● Short exercise
How many lines of the data include the string "operations"? State the number and nothing else.

[Start of Input material]

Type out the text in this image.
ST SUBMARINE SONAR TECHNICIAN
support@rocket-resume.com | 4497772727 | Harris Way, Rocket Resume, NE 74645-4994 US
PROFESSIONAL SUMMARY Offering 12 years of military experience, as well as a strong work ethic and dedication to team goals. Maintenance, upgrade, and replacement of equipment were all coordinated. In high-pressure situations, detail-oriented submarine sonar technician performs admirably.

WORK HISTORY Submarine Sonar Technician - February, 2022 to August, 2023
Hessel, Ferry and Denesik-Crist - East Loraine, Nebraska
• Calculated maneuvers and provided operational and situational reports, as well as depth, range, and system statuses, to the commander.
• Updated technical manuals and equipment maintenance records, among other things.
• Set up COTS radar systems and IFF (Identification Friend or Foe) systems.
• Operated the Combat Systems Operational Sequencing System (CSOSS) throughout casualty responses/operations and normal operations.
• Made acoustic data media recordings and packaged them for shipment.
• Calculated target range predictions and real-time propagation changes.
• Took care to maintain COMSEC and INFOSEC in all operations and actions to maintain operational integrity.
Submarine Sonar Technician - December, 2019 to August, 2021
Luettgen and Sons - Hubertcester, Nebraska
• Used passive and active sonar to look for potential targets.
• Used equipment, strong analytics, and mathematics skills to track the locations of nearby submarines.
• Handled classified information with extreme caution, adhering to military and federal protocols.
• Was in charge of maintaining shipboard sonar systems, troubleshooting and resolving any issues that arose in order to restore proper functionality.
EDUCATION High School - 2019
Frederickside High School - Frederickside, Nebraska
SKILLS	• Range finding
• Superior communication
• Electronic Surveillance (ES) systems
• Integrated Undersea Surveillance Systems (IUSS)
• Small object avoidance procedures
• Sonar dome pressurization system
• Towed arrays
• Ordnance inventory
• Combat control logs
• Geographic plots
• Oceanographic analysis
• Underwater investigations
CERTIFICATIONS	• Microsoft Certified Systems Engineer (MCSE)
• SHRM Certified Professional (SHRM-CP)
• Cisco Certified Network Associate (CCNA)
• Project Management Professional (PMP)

[End of Input material]

● Response
2